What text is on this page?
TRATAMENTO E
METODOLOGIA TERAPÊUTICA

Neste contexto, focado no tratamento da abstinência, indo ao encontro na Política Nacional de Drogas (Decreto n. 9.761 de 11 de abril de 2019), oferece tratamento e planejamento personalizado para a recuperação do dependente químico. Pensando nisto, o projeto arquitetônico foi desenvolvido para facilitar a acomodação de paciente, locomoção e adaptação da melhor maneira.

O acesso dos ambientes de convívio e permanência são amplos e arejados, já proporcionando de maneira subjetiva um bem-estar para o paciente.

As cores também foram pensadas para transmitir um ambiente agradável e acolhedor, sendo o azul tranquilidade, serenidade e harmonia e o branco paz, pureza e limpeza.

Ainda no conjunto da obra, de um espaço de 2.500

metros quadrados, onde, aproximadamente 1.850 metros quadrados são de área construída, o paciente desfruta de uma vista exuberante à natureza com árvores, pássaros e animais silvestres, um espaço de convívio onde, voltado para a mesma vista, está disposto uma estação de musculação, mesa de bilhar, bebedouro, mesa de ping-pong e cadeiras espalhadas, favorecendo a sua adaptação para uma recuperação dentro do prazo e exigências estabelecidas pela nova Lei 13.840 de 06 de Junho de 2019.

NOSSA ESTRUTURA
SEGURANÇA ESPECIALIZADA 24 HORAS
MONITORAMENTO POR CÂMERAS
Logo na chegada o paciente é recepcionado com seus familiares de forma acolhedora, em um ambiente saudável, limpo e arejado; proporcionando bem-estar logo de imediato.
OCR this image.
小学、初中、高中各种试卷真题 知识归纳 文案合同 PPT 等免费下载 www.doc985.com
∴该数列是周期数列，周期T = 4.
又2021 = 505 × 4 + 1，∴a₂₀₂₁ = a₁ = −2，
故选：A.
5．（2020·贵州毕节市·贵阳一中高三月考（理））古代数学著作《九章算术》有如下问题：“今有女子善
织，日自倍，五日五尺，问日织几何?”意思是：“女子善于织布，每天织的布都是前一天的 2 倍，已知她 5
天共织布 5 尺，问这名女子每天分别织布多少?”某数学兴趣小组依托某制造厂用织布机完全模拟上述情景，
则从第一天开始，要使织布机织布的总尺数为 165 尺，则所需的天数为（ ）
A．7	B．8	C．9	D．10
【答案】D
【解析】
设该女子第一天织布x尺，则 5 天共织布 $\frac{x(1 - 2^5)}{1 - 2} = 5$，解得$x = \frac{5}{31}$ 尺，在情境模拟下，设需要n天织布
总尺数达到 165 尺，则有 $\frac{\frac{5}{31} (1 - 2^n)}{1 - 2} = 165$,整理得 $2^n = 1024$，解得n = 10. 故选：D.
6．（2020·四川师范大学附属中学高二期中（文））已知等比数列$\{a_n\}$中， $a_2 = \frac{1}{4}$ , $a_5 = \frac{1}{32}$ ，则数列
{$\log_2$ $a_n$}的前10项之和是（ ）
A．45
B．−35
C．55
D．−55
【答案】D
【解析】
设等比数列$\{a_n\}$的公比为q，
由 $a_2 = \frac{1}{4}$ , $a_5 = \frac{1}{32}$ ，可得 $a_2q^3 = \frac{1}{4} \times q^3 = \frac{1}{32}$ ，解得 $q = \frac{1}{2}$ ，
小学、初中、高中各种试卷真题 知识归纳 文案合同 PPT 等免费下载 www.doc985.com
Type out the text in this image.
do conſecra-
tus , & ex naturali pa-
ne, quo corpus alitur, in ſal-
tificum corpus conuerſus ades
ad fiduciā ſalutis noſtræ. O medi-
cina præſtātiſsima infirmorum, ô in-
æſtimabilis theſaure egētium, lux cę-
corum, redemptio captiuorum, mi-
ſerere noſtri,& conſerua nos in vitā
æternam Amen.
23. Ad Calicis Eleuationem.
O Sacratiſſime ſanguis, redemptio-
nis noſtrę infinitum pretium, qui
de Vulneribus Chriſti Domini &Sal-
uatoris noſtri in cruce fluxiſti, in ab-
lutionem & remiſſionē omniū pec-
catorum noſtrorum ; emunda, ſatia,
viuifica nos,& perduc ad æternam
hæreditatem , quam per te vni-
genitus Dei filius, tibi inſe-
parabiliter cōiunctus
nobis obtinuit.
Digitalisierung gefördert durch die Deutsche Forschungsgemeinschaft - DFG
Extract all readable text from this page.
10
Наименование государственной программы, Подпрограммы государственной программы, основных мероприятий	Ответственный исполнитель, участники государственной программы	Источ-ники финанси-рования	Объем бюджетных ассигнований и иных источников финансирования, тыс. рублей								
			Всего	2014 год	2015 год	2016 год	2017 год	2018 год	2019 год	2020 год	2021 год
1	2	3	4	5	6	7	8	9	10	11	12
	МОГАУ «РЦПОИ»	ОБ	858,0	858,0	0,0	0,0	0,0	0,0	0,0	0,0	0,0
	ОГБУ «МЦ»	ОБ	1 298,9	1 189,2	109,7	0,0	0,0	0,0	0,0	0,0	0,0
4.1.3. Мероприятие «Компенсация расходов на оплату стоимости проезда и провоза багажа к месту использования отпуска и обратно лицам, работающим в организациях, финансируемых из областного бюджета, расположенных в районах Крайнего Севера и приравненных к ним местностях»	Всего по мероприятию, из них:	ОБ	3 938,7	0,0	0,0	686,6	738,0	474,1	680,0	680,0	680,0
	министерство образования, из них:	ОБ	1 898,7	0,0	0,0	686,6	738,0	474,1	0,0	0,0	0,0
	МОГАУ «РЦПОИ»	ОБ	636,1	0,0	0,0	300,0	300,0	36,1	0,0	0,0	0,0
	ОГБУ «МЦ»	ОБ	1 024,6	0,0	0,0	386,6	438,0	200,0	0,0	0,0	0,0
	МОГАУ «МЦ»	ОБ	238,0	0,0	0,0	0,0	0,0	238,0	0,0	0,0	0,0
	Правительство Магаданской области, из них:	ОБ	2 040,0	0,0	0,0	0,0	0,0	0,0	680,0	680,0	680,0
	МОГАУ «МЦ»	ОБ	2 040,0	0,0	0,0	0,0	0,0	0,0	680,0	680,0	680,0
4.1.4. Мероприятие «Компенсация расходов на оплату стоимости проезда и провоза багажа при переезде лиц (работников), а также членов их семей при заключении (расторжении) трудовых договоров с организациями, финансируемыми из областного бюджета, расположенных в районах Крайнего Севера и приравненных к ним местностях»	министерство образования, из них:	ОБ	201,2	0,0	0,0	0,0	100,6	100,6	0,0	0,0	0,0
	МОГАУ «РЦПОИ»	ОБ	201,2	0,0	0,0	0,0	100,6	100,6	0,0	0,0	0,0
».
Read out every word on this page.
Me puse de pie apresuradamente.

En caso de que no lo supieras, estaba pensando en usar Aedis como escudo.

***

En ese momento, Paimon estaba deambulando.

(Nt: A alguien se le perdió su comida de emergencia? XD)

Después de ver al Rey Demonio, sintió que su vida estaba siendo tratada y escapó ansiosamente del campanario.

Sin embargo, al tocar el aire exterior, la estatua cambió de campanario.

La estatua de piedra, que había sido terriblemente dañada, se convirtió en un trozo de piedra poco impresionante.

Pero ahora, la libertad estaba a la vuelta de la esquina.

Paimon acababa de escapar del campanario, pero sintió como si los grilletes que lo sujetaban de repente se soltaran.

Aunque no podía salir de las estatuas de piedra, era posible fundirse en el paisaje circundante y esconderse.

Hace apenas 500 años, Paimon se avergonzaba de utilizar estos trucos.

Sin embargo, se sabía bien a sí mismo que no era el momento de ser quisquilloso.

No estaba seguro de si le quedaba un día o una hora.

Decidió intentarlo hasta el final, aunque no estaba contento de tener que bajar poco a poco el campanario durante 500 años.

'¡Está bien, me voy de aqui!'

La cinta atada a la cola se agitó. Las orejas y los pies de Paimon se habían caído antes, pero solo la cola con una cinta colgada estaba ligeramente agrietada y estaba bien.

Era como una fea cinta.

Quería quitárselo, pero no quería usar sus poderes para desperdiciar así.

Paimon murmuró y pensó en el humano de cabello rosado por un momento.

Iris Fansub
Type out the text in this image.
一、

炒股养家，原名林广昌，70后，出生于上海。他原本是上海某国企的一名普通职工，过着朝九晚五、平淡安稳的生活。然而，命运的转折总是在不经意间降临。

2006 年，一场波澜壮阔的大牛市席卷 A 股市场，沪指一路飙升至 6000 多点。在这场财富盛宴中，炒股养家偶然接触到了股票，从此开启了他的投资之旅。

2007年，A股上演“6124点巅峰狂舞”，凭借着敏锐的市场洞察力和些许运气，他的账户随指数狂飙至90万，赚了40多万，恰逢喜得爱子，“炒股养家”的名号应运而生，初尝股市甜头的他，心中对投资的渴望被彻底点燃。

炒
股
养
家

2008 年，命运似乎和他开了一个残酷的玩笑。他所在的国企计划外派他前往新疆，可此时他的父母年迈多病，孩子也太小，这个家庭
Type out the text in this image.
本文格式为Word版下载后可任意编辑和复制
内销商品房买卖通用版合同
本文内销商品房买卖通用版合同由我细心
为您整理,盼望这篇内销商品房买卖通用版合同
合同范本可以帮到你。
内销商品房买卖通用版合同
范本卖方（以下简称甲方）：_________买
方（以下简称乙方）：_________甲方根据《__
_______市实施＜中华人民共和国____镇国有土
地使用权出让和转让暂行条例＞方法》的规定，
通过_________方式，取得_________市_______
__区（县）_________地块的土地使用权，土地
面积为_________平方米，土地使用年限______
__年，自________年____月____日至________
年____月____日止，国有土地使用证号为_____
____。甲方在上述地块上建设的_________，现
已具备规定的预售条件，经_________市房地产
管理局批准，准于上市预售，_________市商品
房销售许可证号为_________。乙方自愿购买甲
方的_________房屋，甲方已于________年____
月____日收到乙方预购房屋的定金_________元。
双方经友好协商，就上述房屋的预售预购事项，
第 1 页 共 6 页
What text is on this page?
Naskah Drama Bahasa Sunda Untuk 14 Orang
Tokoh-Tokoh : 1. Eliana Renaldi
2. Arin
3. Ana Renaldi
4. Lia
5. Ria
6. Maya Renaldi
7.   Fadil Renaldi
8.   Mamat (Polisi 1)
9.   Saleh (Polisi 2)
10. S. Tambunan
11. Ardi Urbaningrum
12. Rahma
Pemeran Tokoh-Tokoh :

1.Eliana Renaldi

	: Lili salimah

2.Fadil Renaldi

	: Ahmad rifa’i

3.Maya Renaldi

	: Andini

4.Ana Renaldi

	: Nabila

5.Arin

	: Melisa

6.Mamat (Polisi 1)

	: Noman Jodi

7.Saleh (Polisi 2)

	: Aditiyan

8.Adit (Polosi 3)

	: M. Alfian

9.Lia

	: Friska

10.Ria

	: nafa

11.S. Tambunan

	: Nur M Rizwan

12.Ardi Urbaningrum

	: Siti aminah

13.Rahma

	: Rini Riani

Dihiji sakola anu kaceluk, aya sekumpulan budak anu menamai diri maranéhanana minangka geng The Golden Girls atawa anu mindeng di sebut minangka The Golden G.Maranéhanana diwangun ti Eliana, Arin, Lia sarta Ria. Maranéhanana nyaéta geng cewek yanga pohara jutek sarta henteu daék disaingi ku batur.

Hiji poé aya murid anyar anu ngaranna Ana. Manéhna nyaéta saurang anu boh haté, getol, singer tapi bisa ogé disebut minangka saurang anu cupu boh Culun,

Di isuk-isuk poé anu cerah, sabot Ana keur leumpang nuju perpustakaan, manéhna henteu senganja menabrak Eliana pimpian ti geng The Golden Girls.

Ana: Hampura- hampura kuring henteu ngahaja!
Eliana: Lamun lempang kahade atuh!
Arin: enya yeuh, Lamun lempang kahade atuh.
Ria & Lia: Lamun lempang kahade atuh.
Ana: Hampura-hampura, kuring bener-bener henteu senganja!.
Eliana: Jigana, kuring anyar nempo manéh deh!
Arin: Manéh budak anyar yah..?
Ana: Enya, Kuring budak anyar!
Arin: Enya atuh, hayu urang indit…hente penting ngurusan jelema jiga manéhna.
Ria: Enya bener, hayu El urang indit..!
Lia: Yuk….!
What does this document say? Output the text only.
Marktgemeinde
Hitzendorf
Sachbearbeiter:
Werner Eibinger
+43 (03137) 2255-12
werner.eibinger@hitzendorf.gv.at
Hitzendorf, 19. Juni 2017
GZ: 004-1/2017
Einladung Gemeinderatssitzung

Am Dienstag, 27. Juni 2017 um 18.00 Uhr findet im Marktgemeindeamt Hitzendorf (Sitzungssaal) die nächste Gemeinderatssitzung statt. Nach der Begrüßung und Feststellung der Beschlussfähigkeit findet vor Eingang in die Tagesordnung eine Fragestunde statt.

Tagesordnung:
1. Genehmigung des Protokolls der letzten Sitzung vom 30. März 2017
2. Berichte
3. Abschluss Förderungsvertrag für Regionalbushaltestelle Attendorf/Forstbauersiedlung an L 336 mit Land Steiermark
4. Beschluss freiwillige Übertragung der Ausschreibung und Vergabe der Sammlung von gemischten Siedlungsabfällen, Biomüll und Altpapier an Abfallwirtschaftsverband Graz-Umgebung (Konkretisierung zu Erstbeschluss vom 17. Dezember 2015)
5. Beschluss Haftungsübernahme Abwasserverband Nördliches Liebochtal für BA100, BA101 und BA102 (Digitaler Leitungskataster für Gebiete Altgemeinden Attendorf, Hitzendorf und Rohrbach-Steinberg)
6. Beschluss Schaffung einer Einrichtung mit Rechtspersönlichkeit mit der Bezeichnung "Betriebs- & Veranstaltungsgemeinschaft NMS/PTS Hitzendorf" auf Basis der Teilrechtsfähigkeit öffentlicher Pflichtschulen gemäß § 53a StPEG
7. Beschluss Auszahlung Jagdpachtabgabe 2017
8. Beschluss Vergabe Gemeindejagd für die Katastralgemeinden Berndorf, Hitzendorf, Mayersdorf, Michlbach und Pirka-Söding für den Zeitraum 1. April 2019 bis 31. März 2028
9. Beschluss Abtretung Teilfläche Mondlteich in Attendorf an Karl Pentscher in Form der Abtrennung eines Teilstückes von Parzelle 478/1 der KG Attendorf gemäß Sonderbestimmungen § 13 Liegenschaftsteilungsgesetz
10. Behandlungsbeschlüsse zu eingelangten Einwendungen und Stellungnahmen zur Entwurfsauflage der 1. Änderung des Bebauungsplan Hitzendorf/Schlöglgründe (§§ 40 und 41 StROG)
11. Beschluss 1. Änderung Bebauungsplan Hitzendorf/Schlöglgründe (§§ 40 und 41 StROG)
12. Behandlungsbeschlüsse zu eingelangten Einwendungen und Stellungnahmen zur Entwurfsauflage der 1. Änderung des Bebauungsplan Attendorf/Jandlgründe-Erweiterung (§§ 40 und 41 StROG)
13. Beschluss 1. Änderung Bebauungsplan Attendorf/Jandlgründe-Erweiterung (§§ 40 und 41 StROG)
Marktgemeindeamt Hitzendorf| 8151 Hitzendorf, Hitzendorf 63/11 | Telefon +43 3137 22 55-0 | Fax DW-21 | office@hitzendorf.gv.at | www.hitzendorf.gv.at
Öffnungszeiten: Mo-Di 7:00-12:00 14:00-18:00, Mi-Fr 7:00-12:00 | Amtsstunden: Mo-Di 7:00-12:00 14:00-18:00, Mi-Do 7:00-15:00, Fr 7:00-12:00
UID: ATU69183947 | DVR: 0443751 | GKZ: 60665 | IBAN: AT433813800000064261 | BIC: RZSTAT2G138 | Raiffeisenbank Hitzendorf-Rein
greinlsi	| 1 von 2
━━━━━━━━
• DIRECTIONS: Which lines include the word "hayu"? List them all.

• EXERCISE OUTPUT:
Arin: Enya atuh, hayu urang indit…hente penting ngurusan jelema jiga manéhna.
Ria: Enya bener, hayu El urang indit..!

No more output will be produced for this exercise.